__MATERIAL FOR THIS TASK__.
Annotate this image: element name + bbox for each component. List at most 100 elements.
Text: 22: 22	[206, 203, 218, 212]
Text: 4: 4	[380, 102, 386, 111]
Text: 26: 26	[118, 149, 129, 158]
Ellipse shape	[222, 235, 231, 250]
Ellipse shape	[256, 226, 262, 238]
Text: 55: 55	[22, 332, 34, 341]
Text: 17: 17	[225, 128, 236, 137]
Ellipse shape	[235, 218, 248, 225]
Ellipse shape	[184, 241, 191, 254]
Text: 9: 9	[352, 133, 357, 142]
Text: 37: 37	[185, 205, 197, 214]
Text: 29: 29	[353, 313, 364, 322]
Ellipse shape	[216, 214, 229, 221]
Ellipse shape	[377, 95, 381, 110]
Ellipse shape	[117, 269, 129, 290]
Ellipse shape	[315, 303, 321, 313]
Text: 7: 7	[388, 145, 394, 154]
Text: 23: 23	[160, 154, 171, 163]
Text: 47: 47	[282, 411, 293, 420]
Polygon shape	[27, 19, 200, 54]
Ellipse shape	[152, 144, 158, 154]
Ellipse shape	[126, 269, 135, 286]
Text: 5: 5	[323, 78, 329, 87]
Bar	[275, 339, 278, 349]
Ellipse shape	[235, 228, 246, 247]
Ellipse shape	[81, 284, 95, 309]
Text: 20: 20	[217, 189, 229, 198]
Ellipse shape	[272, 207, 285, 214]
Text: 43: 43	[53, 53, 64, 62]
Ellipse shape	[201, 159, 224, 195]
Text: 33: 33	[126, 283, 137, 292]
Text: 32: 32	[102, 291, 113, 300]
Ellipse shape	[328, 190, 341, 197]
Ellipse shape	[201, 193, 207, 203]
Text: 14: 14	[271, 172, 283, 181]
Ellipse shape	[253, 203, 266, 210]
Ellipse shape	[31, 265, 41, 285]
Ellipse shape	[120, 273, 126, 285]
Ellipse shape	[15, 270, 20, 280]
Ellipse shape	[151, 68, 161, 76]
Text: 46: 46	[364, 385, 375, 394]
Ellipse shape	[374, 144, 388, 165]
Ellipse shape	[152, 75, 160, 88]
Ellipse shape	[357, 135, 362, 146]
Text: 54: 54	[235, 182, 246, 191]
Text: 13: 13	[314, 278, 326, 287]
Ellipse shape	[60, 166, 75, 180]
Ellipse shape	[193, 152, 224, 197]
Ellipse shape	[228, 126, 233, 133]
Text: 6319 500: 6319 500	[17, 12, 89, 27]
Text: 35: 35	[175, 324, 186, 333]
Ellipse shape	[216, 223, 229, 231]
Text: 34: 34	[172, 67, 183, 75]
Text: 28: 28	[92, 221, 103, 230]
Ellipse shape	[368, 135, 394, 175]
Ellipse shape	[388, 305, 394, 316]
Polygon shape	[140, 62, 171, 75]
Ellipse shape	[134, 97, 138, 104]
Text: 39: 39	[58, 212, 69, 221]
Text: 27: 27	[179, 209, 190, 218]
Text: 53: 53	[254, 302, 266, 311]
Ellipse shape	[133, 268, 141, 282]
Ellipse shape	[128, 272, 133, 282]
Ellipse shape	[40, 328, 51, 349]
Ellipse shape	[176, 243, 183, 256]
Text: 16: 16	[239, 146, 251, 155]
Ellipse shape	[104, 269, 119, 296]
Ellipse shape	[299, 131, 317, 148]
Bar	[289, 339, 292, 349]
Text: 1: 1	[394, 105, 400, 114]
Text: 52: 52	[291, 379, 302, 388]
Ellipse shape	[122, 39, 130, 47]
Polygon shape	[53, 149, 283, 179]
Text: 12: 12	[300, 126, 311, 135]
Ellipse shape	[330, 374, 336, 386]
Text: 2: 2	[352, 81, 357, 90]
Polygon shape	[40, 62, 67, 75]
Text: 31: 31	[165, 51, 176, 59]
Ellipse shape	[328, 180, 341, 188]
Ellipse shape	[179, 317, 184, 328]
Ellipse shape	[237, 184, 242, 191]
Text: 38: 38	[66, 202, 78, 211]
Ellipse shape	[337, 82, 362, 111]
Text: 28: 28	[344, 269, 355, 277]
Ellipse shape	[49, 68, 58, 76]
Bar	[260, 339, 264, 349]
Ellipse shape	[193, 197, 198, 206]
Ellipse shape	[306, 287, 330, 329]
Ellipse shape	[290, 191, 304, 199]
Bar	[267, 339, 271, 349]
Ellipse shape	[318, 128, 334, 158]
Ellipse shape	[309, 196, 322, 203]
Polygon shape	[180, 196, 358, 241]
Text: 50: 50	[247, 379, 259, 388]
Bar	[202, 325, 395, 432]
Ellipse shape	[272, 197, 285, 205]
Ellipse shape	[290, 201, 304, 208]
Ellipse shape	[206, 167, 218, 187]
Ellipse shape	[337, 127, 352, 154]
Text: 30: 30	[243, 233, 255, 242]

__WHAT YOU WILL DO__. Rewrite all of the rows above, changing every "Ellipse shape" to "Oval shape" and leaving everything else the same.

__WRITTEN REPLY__.
Annotate this image: element name + bbox for each component. List at most 100 elements.
Text: 22: 22	[206, 203, 218, 212]
Text: 4: 4	[380, 102, 386, 111]
Text: 26: 26	[118, 149, 129, 158]
Oval shape	[222, 235, 231, 250]
Oval shape	[256, 226, 262, 238]
Text: 55: 55	[22, 332, 34, 341]
Text: 17: 17	[225, 128, 236, 137]
Oval shape	[235, 218, 248, 225]
Oval shape	[184, 241, 191, 254]
Text: 9: 9	[352, 133, 357, 142]
Text: 37: 37	[185, 205, 197, 214]
Text: 29: 29	[353, 313, 364, 322]
Oval shape	[216, 214, 229, 221]
Oval shape	[377, 95, 381, 110]
Oval shape	[117, 269, 129, 290]
Oval shape	[315, 303, 321, 313]
Text: 7: 7	[388, 145, 394, 154]
Text: 23: 23	[160, 154, 171, 163]
Text: 47: 47	[282, 411, 293, 420]
Polygon shape	[27, 19, 200, 54]
Oval shape	[152, 144, 158, 154]
Oval shape	[126, 269, 135, 286]
Text: 5: 5	[323, 78, 329, 87]
Bar	[275, 339, 278, 349]
Oval shape	[235, 228, 246, 247]
Oval shape	[81, 284, 95, 309]
Text: 20: 20	[217, 189, 229, 198]
Oval shape	[272, 207, 285, 214]
Text: 43: 43	[53, 53, 64, 62]
Oval shape	[201, 159, 224, 195]
Text: 33: 33	[126, 283, 137, 292]
Text: 32: 32	[102, 291, 113, 300]
Oval shape	[328, 190, 341, 197]
Oval shape	[201, 193, 207, 203]
Text: 14: 14	[271, 172, 283, 181]
Oval shape	[253, 203, 266, 210]
Oval shape	[31, 265, 41, 285]
Oval shape	[120, 273, 126, 285]
Oval shape	[15, 270, 20, 280]
Oval shape	[151, 68, 161, 76]
Text: 46: 46	[364, 385, 375, 394]
Oval shape	[374, 144, 388, 165]
Oval shape	[152, 75, 160, 88]
Oval shape	[357, 135, 362, 146]
Text: 54: 54	[235, 182, 246, 191]
Text: 13: 13	[314, 278, 326, 287]
Oval shape	[60, 166, 75, 180]
Oval shape	[193, 152, 224, 197]
Oval shape	[228, 126, 233, 133]
Text: 6319 500: 6319 500	[17, 12, 89, 27]
Text: 35: 35	[175, 324, 186, 333]
Oval shape	[216, 223, 229, 231]
Text: 34: 34	[172, 67, 183, 75]
Text: 28: 28	[92, 221, 103, 230]
Oval shape	[368, 135, 394, 175]
Oval shape	[388, 305, 394, 316]
Polygon shape	[140, 62, 171, 75]
Oval shape	[134, 97, 138, 104]
Text: 39: 39	[58, 212, 69, 221]
Text: 27: 27	[179, 209, 190, 218]
Text: 53: 53	[254, 302, 266, 311]
Oval shape	[133, 268, 141, 282]
Oval shape	[128, 272, 133, 282]
Oval shape	[40, 328, 51, 349]
Oval shape	[176, 243, 183, 256]
Text: 16: 16	[239, 146, 251, 155]
Oval shape	[104, 269, 119, 296]
Oval shape	[299, 131, 317, 148]
Bar	[289, 339, 292, 349]
Text: 1: 1	[394, 105, 400, 114]
Text: 52: 52	[291, 379, 302, 388]
Oval shape	[122, 39, 130, 47]
Polygon shape	[53, 149, 283, 179]
Text: 12: 12	[300, 126, 311, 135]
Oval shape	[330, 374, 336, 386]
Text: 2: 2	[352, 81, 357, 90]
Polygon shape	[40, 62, 67, 75]
Text: 31: 31	[165, 51, 176, 59]
Oval shape	[328, 180, 341, 188]
Oval shape	[179, 317, 184, 328]
Oval shape	[237, 184, 242, 191]
Text: 38: 38	[66, 202, 78, 211]
Oval shape	[337, 82, 362, 111]
Text: 28: 28	[344, 269, 355, 277]
Oval shape	[49, 68, 58, 76]
Bar	[260, 339, 264, 349]
Oval shape	[193, 197, 198, 206]
Oval shape	[306, 287, 330, 329]
Oval shape	[290, 191, 304, 199]
Bar	[267, 339, 271, 349]
Oval shape	[318, 128, 334, 158]
Oval shape	[309, 196, 322, 203]
Polygon shape	[180, 196, 358, 241]
Text: 50: 50	[247, 379, 259, 388]
Bar	[202, 325, 395, 432]
Oval shape	[272, 197, 285, 205]
Oval shape	[290, 201, 304, 208]
Oval shape	[206, 167, 218, 187]
Oval shape	[337, 127, 352, 154]
Text: 30: 30	[243, 233, 255, 242]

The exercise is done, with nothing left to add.